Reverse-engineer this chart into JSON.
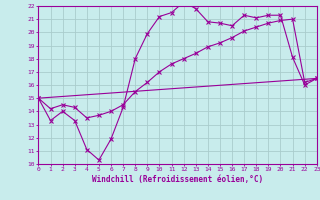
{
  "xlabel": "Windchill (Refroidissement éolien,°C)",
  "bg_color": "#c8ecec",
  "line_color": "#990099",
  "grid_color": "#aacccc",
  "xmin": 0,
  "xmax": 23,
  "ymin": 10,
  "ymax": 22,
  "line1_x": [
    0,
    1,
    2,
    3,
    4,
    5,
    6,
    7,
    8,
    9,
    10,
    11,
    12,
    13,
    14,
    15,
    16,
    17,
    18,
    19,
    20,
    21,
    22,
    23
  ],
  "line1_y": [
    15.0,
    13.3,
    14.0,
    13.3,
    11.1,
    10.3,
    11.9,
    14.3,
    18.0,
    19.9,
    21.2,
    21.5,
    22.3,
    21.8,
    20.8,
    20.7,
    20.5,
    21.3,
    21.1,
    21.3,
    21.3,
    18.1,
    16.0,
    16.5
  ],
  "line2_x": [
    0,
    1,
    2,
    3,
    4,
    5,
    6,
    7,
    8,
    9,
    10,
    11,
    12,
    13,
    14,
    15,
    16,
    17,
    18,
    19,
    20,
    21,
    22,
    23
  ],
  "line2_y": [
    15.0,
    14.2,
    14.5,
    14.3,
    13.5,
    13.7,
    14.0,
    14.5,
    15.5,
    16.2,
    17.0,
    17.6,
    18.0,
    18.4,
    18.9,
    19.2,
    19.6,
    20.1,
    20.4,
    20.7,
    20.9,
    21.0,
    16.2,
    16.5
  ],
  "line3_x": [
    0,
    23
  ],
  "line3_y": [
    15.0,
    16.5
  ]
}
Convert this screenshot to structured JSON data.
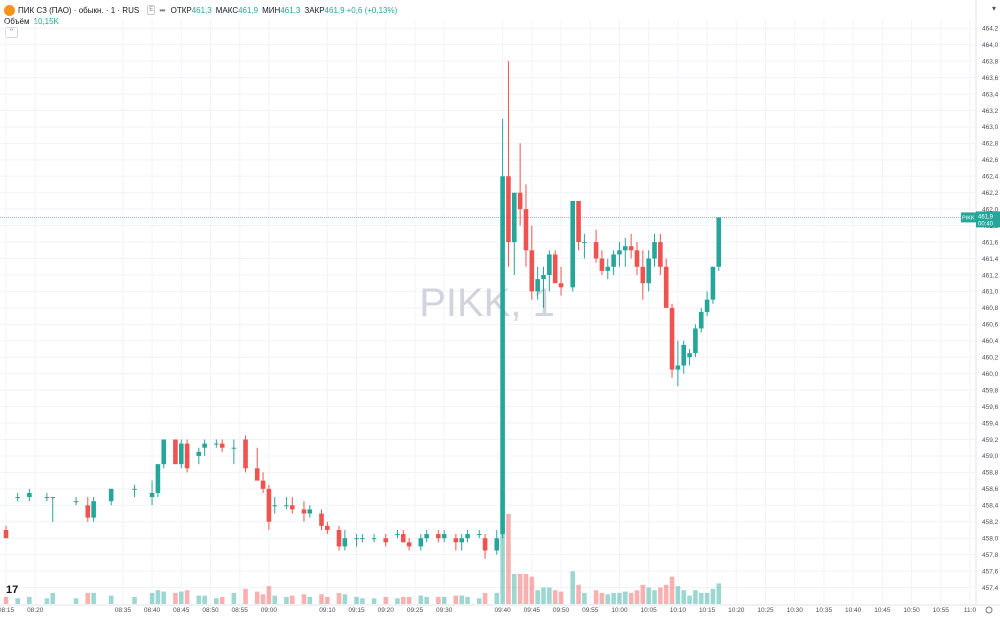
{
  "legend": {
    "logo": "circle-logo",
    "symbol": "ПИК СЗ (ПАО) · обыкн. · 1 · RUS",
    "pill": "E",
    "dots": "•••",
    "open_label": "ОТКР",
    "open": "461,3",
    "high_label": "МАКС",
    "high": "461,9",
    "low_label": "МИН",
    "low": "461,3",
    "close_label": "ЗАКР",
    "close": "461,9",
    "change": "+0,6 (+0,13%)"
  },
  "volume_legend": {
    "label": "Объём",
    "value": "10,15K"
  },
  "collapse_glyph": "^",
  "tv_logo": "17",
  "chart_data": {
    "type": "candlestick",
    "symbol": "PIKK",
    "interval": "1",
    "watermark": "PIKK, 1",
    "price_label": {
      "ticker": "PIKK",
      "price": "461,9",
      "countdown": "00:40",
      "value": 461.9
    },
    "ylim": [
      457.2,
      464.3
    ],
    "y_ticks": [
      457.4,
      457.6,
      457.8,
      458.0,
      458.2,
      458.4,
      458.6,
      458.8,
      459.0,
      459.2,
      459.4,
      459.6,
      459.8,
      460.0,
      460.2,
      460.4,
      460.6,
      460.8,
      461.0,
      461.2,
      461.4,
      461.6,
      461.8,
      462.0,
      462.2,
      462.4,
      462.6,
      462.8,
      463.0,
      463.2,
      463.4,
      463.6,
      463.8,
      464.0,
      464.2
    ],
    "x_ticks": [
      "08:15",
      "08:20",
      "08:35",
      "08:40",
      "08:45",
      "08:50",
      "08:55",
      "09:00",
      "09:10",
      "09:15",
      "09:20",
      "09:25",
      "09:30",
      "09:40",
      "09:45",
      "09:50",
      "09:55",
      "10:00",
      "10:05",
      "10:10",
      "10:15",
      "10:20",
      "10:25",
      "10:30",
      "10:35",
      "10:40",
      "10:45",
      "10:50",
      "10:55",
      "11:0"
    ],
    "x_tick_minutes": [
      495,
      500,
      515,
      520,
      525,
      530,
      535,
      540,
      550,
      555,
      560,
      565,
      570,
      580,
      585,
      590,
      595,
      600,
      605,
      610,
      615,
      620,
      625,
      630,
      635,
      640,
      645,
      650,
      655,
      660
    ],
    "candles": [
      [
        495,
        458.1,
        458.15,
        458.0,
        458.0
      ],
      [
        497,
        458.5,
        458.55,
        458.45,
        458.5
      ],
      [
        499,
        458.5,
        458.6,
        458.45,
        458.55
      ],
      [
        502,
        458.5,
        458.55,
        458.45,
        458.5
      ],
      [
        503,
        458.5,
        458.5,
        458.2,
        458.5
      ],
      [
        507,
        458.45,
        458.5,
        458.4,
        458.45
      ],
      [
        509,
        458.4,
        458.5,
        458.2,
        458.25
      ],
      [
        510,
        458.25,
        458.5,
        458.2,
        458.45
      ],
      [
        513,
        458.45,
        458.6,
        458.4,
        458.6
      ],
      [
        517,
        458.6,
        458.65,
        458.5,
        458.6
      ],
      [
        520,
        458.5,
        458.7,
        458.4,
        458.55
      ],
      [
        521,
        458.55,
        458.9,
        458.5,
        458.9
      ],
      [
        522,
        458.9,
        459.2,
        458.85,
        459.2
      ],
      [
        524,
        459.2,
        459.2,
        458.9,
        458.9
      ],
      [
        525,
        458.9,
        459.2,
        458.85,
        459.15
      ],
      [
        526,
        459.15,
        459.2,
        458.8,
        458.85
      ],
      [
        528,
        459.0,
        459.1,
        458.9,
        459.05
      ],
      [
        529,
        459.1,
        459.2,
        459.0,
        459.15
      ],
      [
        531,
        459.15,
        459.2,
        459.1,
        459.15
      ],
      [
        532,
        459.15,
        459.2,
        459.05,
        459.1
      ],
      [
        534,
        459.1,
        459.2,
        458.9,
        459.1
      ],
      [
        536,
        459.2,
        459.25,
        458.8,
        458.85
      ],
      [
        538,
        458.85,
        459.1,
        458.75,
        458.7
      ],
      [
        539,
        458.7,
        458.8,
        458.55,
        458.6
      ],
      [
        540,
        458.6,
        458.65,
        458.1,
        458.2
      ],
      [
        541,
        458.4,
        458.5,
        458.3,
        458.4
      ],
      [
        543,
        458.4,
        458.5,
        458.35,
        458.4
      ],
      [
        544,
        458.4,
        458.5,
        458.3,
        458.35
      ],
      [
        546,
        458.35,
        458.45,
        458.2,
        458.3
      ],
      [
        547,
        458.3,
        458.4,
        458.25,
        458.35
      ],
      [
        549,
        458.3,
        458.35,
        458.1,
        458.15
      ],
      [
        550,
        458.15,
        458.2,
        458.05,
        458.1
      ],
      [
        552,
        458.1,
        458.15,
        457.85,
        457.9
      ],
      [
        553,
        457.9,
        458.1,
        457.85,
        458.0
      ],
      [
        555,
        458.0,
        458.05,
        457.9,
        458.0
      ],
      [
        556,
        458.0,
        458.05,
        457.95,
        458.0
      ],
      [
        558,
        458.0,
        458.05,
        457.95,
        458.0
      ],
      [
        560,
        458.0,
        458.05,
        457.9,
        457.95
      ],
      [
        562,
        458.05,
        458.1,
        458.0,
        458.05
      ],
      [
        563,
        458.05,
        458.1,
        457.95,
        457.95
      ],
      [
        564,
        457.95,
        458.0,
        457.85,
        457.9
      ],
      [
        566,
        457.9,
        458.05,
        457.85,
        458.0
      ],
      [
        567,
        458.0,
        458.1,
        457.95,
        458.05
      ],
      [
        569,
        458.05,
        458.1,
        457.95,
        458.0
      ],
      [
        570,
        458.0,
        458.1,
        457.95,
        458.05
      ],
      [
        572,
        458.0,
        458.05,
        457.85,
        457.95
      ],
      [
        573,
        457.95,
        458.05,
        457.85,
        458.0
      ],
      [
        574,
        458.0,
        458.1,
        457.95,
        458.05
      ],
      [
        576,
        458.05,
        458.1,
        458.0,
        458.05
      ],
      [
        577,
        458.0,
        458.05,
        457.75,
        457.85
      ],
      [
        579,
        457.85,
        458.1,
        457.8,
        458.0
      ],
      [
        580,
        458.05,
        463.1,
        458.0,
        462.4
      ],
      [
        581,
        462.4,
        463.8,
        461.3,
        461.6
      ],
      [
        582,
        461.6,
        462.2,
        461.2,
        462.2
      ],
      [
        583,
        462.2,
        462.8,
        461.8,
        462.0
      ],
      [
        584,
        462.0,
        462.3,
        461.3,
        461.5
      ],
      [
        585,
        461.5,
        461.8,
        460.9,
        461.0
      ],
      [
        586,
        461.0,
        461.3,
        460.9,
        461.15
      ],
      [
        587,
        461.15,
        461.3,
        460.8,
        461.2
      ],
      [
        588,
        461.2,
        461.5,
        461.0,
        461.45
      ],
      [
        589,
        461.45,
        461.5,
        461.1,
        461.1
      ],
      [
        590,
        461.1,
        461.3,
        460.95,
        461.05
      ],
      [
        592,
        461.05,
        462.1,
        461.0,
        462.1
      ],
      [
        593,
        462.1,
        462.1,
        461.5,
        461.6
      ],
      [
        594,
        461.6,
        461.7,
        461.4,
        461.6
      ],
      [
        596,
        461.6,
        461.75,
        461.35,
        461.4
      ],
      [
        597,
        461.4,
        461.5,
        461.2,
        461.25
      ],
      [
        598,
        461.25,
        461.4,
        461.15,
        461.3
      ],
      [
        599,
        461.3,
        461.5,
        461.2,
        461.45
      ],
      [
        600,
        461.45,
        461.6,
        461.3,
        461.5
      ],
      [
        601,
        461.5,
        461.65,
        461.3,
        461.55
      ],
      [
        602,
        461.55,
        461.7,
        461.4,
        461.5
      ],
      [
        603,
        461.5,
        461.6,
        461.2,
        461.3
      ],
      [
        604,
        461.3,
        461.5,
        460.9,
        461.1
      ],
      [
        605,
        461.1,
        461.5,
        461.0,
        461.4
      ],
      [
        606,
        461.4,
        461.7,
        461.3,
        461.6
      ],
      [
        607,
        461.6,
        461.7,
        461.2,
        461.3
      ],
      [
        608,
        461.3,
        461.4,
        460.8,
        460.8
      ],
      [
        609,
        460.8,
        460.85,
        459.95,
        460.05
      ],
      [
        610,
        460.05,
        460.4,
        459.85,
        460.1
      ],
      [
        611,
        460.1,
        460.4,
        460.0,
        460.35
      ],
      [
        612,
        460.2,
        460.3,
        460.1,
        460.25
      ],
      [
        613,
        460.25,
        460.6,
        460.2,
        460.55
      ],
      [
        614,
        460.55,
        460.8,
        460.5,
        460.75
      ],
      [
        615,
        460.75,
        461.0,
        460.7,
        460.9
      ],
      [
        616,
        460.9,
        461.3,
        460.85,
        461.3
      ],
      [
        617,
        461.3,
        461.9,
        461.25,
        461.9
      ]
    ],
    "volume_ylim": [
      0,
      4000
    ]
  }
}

:::::

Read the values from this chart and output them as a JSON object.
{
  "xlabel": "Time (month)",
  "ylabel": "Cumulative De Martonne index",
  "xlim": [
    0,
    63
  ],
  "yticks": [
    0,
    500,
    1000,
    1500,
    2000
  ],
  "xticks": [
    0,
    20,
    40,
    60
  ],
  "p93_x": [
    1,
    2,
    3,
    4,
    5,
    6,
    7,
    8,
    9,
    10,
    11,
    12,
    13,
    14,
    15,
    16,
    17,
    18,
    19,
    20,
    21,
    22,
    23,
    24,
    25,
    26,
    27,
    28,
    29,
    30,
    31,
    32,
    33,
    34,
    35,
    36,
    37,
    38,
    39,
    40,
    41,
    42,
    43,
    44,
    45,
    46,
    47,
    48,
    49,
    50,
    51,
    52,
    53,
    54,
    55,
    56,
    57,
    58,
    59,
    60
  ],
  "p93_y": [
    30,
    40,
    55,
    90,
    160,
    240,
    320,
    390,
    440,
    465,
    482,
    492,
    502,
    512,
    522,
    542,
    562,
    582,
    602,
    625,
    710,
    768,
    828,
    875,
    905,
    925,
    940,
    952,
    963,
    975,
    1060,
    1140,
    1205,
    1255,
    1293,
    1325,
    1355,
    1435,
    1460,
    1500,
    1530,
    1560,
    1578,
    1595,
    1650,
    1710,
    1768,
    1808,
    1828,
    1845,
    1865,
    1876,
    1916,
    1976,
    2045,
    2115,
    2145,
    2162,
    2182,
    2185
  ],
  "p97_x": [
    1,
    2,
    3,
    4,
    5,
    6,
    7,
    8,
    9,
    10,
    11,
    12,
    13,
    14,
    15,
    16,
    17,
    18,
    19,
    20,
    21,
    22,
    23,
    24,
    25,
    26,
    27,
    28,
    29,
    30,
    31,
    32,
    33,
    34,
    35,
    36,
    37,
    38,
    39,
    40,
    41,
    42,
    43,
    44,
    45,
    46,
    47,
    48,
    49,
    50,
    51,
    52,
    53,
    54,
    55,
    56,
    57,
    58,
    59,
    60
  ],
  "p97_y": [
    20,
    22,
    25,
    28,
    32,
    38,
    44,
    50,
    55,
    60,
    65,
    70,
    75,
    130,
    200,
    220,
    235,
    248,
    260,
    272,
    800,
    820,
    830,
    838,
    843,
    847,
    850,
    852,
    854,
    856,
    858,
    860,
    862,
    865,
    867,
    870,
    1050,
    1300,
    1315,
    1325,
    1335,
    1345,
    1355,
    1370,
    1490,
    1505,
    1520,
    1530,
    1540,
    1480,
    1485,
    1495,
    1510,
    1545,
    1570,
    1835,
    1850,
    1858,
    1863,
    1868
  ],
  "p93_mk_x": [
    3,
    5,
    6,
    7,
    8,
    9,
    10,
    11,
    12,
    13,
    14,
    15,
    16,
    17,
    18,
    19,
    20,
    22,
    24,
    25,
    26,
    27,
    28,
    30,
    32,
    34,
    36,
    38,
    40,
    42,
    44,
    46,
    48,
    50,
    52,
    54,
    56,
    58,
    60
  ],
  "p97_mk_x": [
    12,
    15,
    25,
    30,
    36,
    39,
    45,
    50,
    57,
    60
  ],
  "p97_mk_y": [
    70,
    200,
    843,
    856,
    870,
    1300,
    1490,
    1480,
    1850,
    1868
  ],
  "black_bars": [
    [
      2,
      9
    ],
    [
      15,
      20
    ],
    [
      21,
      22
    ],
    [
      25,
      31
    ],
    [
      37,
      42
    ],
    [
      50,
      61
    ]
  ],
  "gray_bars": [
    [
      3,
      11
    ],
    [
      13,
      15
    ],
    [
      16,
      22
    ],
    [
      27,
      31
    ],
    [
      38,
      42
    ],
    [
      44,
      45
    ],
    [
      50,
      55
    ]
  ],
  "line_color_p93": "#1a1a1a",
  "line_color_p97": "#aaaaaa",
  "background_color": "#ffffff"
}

:::::

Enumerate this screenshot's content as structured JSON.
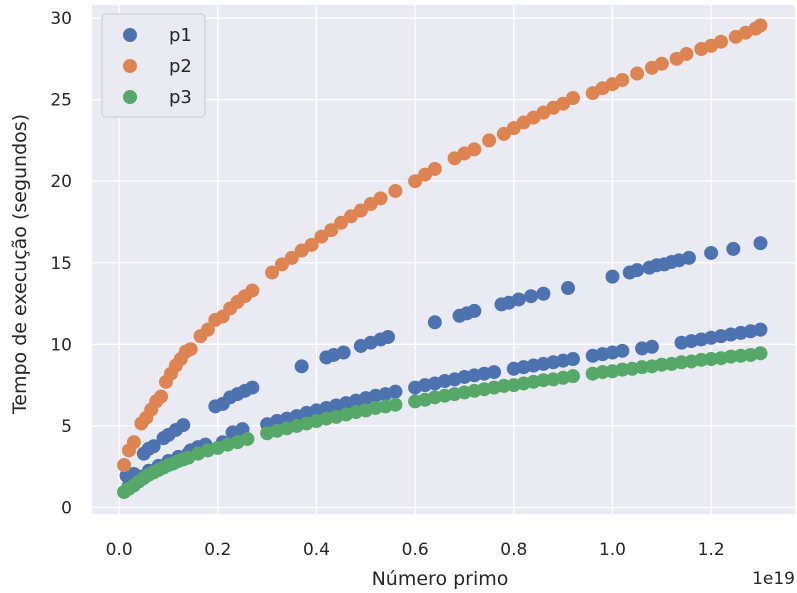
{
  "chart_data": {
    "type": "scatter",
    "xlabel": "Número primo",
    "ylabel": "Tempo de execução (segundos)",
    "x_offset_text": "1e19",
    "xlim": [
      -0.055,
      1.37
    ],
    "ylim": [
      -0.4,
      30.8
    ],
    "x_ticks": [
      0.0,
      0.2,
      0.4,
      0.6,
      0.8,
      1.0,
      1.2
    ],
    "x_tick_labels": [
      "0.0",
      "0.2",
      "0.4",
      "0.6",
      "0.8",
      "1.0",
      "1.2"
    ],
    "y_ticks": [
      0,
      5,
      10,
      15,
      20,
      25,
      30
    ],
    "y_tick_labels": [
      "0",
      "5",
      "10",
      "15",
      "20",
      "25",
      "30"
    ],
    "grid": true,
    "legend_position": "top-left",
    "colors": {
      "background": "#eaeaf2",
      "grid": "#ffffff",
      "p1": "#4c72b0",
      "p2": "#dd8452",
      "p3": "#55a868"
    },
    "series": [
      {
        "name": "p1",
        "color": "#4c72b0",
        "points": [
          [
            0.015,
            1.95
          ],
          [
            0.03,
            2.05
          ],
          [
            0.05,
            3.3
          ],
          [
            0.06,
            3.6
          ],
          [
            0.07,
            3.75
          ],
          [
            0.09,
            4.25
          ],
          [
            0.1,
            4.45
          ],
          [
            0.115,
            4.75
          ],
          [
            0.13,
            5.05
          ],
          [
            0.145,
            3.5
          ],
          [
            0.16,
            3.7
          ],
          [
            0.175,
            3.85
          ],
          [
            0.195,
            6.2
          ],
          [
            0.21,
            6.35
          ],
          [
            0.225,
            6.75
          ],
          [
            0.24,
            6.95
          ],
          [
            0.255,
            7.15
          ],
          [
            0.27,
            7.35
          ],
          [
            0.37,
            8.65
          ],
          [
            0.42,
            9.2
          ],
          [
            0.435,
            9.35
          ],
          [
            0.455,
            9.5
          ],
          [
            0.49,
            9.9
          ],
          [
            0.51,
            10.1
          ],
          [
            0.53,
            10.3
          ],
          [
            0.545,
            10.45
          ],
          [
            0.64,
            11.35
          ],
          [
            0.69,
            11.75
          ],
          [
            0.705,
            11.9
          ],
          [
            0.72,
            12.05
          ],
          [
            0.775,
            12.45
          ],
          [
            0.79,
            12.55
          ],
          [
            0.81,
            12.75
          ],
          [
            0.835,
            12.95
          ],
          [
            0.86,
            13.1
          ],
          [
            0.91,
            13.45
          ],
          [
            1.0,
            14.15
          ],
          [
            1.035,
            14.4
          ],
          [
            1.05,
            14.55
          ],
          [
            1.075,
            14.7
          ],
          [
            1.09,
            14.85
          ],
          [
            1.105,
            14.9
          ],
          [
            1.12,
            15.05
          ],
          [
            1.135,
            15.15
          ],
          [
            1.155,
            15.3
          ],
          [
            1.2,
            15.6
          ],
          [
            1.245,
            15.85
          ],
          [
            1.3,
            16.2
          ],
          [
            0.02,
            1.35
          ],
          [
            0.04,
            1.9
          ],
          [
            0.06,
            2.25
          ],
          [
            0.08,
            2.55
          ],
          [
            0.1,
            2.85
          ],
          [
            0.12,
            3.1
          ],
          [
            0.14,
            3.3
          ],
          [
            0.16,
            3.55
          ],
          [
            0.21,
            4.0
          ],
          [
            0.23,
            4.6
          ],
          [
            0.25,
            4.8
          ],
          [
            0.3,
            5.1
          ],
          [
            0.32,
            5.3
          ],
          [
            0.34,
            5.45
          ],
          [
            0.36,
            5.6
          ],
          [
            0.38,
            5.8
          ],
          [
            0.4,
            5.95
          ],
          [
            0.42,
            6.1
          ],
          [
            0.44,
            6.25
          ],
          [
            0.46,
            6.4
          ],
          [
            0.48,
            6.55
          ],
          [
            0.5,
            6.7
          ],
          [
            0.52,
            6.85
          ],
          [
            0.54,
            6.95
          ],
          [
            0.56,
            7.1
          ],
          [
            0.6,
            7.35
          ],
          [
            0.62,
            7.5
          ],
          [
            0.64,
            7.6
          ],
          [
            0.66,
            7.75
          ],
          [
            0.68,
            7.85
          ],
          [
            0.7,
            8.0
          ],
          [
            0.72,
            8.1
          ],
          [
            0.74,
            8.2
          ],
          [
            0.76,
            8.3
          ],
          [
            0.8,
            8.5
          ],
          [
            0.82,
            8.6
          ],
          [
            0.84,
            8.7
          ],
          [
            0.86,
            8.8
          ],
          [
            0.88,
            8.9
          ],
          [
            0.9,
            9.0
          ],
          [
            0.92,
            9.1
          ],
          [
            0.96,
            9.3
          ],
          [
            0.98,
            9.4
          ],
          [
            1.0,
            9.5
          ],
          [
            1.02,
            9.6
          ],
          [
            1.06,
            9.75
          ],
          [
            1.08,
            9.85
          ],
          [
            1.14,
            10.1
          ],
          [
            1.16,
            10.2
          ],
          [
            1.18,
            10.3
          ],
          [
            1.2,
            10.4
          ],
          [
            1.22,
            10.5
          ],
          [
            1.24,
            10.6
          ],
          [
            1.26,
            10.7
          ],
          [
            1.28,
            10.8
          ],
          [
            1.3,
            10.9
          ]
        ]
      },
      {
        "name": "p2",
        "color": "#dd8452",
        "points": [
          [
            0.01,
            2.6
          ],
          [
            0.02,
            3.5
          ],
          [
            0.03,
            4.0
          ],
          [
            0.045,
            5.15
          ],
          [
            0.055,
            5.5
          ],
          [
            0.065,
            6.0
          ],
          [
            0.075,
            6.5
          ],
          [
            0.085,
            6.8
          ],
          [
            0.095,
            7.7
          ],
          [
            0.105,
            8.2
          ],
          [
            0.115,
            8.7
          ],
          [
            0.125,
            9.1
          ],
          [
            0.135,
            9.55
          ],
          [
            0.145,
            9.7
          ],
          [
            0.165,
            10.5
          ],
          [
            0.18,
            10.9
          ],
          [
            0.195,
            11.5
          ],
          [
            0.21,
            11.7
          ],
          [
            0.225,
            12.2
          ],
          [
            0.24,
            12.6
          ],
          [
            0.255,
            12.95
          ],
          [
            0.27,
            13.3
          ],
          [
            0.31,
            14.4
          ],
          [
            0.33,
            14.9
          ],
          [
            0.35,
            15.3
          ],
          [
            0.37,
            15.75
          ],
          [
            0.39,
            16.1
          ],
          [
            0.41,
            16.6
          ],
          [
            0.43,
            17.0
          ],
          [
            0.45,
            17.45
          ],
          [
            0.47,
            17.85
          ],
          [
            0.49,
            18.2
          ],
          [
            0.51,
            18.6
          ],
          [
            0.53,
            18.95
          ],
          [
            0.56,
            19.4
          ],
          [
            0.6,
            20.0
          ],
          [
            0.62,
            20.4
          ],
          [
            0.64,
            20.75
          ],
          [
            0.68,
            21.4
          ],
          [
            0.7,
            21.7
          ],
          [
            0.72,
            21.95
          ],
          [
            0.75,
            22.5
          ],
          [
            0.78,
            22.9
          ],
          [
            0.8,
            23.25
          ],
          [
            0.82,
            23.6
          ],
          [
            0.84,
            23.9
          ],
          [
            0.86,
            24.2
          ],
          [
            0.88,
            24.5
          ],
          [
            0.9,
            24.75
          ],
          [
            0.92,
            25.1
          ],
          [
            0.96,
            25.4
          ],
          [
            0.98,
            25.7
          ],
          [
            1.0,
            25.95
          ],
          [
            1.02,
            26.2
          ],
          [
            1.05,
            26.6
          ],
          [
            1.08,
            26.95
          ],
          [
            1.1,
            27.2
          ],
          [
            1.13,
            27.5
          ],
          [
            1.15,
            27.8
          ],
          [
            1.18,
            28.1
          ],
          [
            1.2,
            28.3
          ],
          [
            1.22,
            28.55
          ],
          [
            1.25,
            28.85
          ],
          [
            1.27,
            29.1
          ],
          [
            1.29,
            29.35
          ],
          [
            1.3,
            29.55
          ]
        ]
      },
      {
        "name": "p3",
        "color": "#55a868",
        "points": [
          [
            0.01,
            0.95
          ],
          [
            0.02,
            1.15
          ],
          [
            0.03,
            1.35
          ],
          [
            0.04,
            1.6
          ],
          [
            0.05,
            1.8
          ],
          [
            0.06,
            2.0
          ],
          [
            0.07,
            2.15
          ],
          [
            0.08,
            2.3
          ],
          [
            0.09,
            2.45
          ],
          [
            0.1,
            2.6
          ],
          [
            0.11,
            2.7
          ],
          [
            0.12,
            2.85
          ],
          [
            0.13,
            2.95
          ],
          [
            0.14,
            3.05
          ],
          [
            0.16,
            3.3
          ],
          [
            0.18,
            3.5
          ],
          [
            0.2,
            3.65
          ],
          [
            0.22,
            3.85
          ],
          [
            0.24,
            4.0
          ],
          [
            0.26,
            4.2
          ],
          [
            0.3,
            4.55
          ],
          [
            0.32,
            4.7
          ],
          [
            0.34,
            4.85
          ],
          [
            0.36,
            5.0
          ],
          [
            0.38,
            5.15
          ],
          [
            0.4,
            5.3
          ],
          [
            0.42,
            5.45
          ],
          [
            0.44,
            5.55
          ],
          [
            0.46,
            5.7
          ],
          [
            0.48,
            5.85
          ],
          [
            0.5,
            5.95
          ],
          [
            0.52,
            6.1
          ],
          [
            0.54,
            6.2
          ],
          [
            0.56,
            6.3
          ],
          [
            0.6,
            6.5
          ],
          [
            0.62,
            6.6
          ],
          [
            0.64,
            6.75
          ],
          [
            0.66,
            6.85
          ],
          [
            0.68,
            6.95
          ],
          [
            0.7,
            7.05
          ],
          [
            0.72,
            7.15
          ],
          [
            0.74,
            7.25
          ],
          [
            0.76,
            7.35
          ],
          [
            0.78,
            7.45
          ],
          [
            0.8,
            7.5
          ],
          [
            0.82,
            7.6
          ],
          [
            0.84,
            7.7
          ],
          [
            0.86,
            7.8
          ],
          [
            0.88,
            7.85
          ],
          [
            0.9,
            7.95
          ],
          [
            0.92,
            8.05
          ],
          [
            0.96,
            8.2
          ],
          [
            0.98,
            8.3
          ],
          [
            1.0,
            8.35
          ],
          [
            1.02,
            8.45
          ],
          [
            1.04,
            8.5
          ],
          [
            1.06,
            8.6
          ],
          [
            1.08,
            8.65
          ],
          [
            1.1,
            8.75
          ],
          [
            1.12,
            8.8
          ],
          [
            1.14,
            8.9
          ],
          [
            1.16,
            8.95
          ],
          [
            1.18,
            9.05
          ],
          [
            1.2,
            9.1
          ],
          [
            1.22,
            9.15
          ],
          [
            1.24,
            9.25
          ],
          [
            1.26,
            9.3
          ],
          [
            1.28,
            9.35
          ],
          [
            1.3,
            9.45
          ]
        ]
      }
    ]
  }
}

:::::

**Exercise aim:**
Identify the lines that hold the word "structured". Copy every one of them.

**Solution to this task:**
Convert this screenshot to structured JSON data.
Enumerate this screenshot's content as structured JSON.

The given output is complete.